● What you have to do
Restate the data below word for word. Skip any images it contains.

● Dataset records
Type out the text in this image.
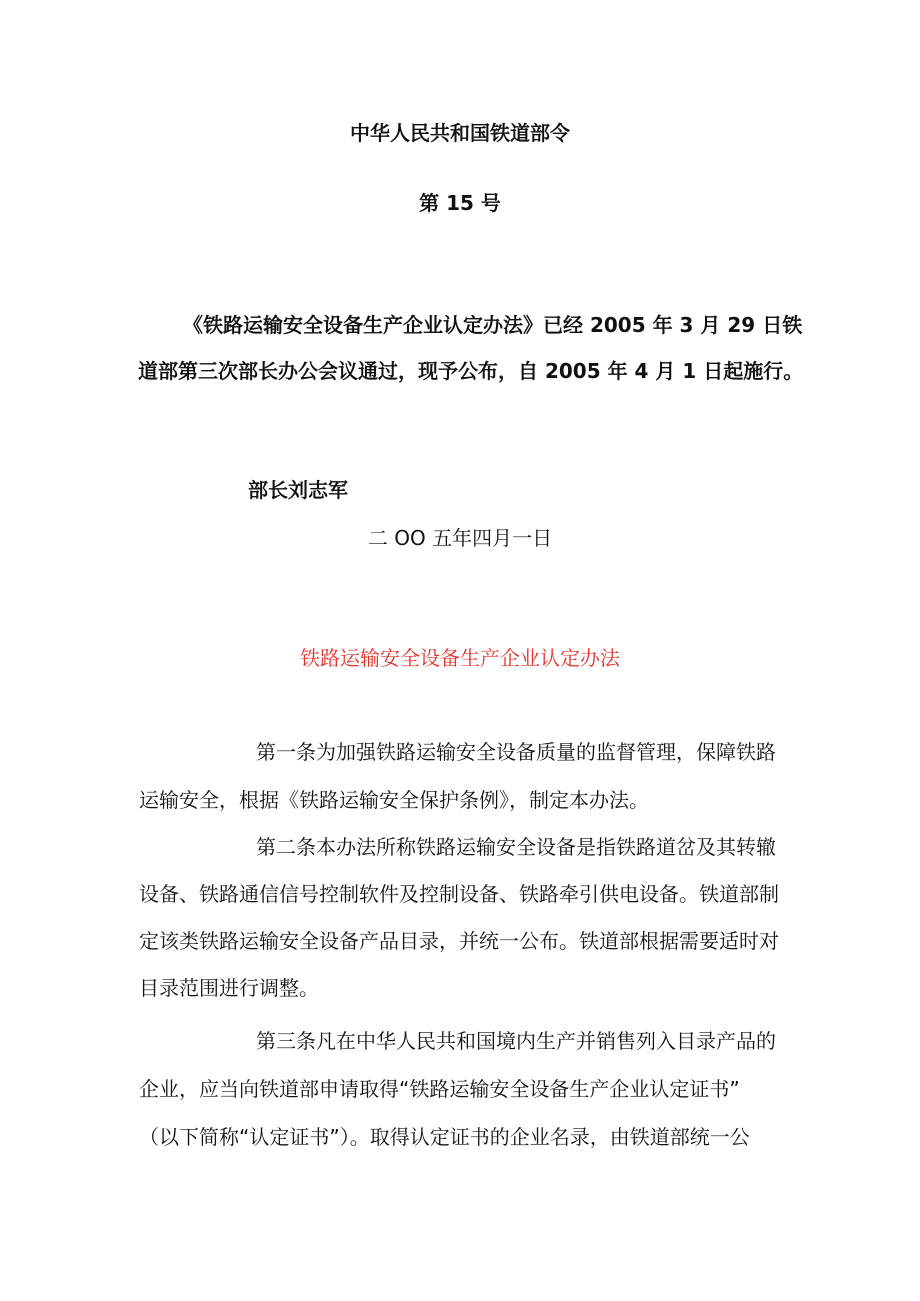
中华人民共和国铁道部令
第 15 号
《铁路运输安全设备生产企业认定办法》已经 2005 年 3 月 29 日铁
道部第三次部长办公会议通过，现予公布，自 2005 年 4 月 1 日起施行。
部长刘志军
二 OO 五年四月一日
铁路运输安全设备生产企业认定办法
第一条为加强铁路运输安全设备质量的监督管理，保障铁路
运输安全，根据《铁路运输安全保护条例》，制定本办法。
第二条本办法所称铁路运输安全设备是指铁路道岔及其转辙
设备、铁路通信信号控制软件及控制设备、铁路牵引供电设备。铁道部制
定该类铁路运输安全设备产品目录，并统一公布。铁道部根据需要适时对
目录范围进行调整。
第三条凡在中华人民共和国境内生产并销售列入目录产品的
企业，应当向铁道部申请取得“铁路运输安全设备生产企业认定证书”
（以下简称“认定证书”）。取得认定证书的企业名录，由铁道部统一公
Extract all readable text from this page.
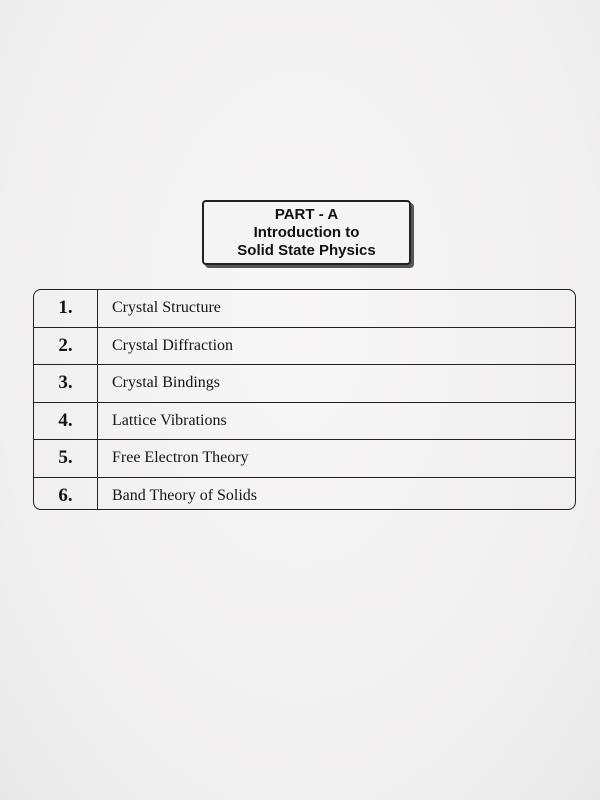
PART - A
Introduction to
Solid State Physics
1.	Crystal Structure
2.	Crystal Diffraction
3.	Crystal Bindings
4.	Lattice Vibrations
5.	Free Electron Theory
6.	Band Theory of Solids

● Finished exercise
Type out the text in this image.
中华人民共和国铁道部令
第 15 号
《铁路运输安全设备生产企业认定办法》已经 2005 年 3 月 29 日铁
道部第三次部长办公会议通过，现予公布，自 2005 年 4 月 1 日起施行。
部长刘志军
二 OO 五年四月一日
铁路运输安全设备生产企业认定办法
第一条为加强铁路运输安全设备质量的监督管理，保障铁路
运输安全，根据《铁路运输安全保护条例》，制定本办法。
第二条本办法所称铁路运输安全设备是指铁路道岔及其转辙
设备、铁路通信信号控制软件及控制设备、铁路牵引供电设备。铁道部制
定该类铁路运输安全设备产品目录，并统一公布。铁道部根据需要适时对
目录范围进行调整。
第三条凡在中华人民共和国境内生产并销售列入目录产品的
企业，应当向铁道部申请取得“铁路运输安全设备生产企业认定证书”
（以下简称“认定证书”）。取得认定证书的企业名录，由铁道部统一公
Extract all readable text from this page.
PART - A
Introduction to
Solid State Physics
1.	Crystal Structure
2.	Crystal Diffraction
3.	Crystal Bindings
4.	Lattice Vibrations
5.	Free Electron Theory
6.	Band Theory of Solids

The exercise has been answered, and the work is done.